▶ _Exercise directions_
Leave the pictures out, and retype all of the material exactly as written.

▶ _Data provided_

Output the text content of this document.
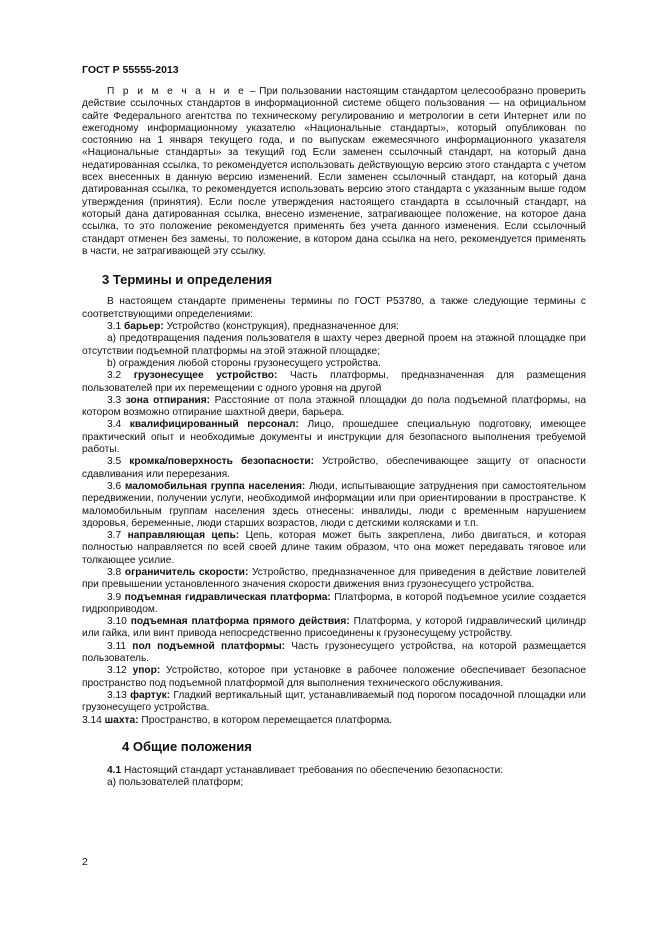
ГОСТ Р 55555-2013

П р и м е ч а н и е – При пользовании настоящим стандартом целесообразно проверить действие ссылочных стандартов в информационной системе общего пользования — на официальном сайте Федерального агентства по техническому регулированию и метрологии в сети Интернет или по ежегодному информационному указателю «Национальные стандарты», который опубликован по состоянию на 1 января текущего года, и по выпускам ежемесячного информационного указателя «Национальные стандарты» за текущий год Если заменен ссылочный стандарт, на который дана недатированная ссылка, то рекомендуется использовать действующую версию этого стандарта с учетом всех внесенных в данную версию изменений. Если заменен ссылочный стандарт, на который дана датированная ссылка, то рекомендуется использовать версию этого стандарта с указанным выше годом утверждения (принятия). Если после утверждения настоящего стандарта в ссылочный стандарт, на который дана датированная ссылка, внесено изменение, затрагивающее положение, на которое дана ссылка, то это положение рекомендуется применять без учета данного изменения. Если ссылочный стандарт отменен без замены, то положение, в котором дана ссылка на него, рекомендуется применять в части, не затрагивающей эту ссылку.

3 Термины и определения

В настоящем стандарте применены термины по ГОСТ Р53780, а также следующие термины с соответствующими определениями:

3.1 барьер: Устройство (конструкция), предназначенное для:

а) предотвращения падения пользователя в шахту через дверной проем на этажной площадке при отсутствии подъемной платформы на этой этажной площадке;

b) ограждения любой стороны грузонесущего устройства.

3.2 грузонесущее устройство: Часть платформы, предназначенная для размещения пользователей при их перемещении с одного уровня на другой

3.3 зона отпирания: Расстояние от пола этажной площадки до пола подъемной платформы, на котором возможно отпирание шахтной двери, барьера.

3.4 квалифицированный персонал: Лицо, прошедшее специальную подготовку, имеющее практический опыт и необходимые документы и инструкции для безопасного выполнения требуемой работы.

3.5 кромка/поверхность безопасности: Устройство, обеспечивающее защиту от опасности сдавливания или перерезания.

3.6 маломобильная группа населения: Люди, испытывающие затруднения при самостоятельном передвижении, получении услуги, необходимой информации или при ориентировании в пространстве. К маломобильным группам населения здесь отнесены: инвалиды, люди с временным нарушением здоровья, беременные, люди старших возрастов, люди с детскими колясками и т.п.

3.7 направляющая цепь: Цепь, которая может быть закреплена, либо двигаться, и которая полностью направляется по всей своей длине таким образом, что она может передавать тяговое или толкающее усилие.

3.8 ограничитель скорости: Устройство, предназначенное для приведения в действие ловителей при превышении установленного значения скорости движения вниз грузонесущего устройства.

3.9 подъемная гидравлическая платформа: Платформа, в которой подъемное усилие создается гидроприводом.

3.10 подъемная платформа прямого действия: Платформа, у которой гидравлический цилиндр или гайка, или винт привода непосредственно присоединены к грузонесущему устройству.

3.11 пол подъемной платформы: Часть грузонесущего устройства, на которой размещается пользователь.

3.12 упор: Устройство, которое при установке в рабочее положение обеспечивает безопасное пространство под подъемной платформой для выполнения технического обслуживания.

3.13 фартук: Гладкий вертикальный щит, устанавливаемый под порогом посадочной площадки или грузонесущего устройства.

3.14 шахта: Пространство, в котором перемещается платформа.

4 Общие положения

4.1 Настоящий стандарт устанавливает требования по обеспечению безопасности:

а) пользователей платформ;

2
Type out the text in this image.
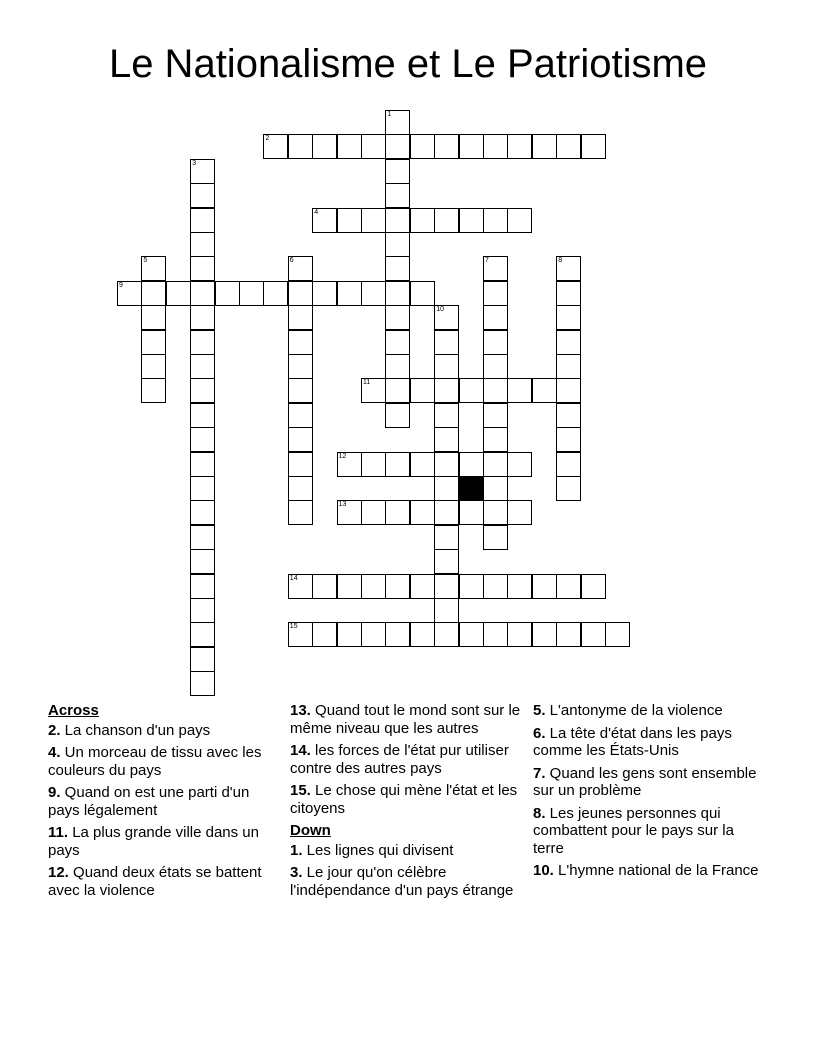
Le Nationalisme et Le Patriotisme
1
2
3
4
5	6	7	8
9
10
11
12
13
14
15
Across
2. La chanson d'un pays
4. Un morceau de tissu avec les couleurs du pays
9. Quand on est une parti d'un pays légalement
11. La plus grande ville dans un pays
12. Quand deux états se battent avec la violence
13. Quand tout le mond sont sur le même niveau que les autres
14. les forces de l'état pur utiliser contre des autres pays
15. Le chose qui mène l'état et les citoyens
Down
1. Les lignes qui divisent
3. Le jour qu'on célèbre l'indépendance d'un pays étrange
5. L'antonyme de la violence
6. La tête d'état dans les pays comme les États-Unis
7. Quand les gens sont ensemble sur un problème
8. Les jeunes personnes qui combattent pour le pays sur la terre
10. L'hymne national de la France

▶ _Result of the task_
Output the text content of this document.
ГОСТ Р 55555-2013

П р и м е ч а н и е – При пользовании настоящим стандартом целесообразно проверить действие ссылочных стандартов в информационной системе общего пользования — на официальном сайте Федерального агентства по техническому регулированию и метрологии в сети Интернет или по ежегодному информационному указателю «Национальные стандарты», который опубликован по состоянию на 1 января текущего года, и по выпускам ежемесячного информационного указателя «Национальные стандарты» за текущий год Если заменен ссылочный стандарт, на который дана недатированная ссылка, то рекомендуется использовать действующую версию этого стандарта с учетом всех внесенных в данную версию изменений. Если заменен ссылочный стандарт, на который дана датированная ссылка, то рекомендуется использовать версию этого стандарта с указанным выше годом утверждения (принятия). Если после утверждения настоящего стандарта в ссылочный стандарт, на который дана датированная ссылка, внесено изменение, затрагивающее положение, на которое дана ссылка, то это положение рекомендуется применять без учета данного изменения. Если ссылочный стандарт отменен без замены, то положение, в котором дана ссылка на него, рекомендуется применять в части, не затрагивающей эту ссылку.

3 Термины и определения

В настоящем стандарте применены термины по ГОСТ Р53780, а также следующие термины с соответствующими определениями:

3.1 барьер: Устройство (конструкция), предназначенное для:

а) предотвращения падения пользователя в шахту через дверной проем на этажной площадке при отсутствии подъемной платформы на этой этажной площадке;

b) ограждения любой стороны грузонесущего устройства.

3.2 грузонесущее устройство: Часть платформы, предназначенная для размещения пользователей при их перемещении с одного уровня на другой

3.3 зона отпирания: Расстояние от пола этажной площадки до пола подъемной платформы, на котором возможно отпирание шахтной двери, барьера.

3.4 квалифицированный персонал: Лицо, прошедшее специальную подготовку, имеющее практический опыт и необходимые документы и инструкции для безопасного выполнения требуемой работы.

3.5 кромка/поверхность безопасности: Устройство, обеспечивающее защиту от опасности сдавливания или перерезания.

3.6 маломобильная группа населения: Люди, испытывающие затруднения при самостоятельном передвижении, получении услуги, необходимой информации или при ориентировании в пространстве. К маломобильным группам населения здесь отнесены: инвалиды, люди с временным нарушением здоровья, беременные, люди старших возрастов, люди с детскими колясками и т.п.

3.7 направляющая цепь: Цепь, которая может быть закреплена, либо двигаться, и которая полностью направляется по всей своей длине таким образом, что она может передавать тяговое или толкающее усилие.

3.8 ограничитель скорости: Устройство, предназначенное для приведения в действие ловителей при превышении установленного значения скорости движения вниз грузонесущего устройства.

3.9 подъемная гидравлическая платформа: Платформа, в которой подъемное усилие создается гидроприводом.

3.10 подъемная платформа прямого действия: Платформа, у которой гидравлический цилиндр или гайка, или винт привода непосредственно присоединены к грузонесущему устройству.

3.11 пол подъемной платформы: Часть грузонесущего устройства, на которой размещается пользователь.

3.12 упор: Устройство, которое при установке в рабочее положение обеспечивает безопасное пространство под подъемной платформой для выполнения технического обслуживания.

3.13 фартук: Гладкий вертикальный щит, устанавливаемый под порогом посадочной площадки или грузонесущего устройства.

3.14 шахта: Пространство, в котором перемещается платформа.

4 Общие положения

4.1 Настоящий стандарт устанавливает требования по обеспечению безопасности:

а) пользователей платформ;

2
Type out the text in this image.
Le Nationalisme et Le Patriotisme
1
2
3
4
5	6	7	8
9
10
11
12
13
14
15
Across
2. La chanson d'un pays
4. Un morceau de tissu avec les couleurs du pays
9. Quand on est une parti d'un pays légalement
11. La plus grande ville dans un pays
12. Quand deux états se battent avec la violence
13. Quand tout le mond sont sur le même niveau que les autres
14. les forces de l'état pur utiliser contre des autres pays
15. Le chose qui mène l'état et les citoyens
Down
1. Les lignes qui divisent
3. Le jour qu'on célèbre l'indépendance d'un pays étrange
5. L'antonyme de la violence
6. La tête d'état dans les pays comme les États-Unis
7. Quand les gens sont ensemble sur un problème
8. Les jeunes personnes qui combattent pour le pays sur la terre
10. L'hymne national de la France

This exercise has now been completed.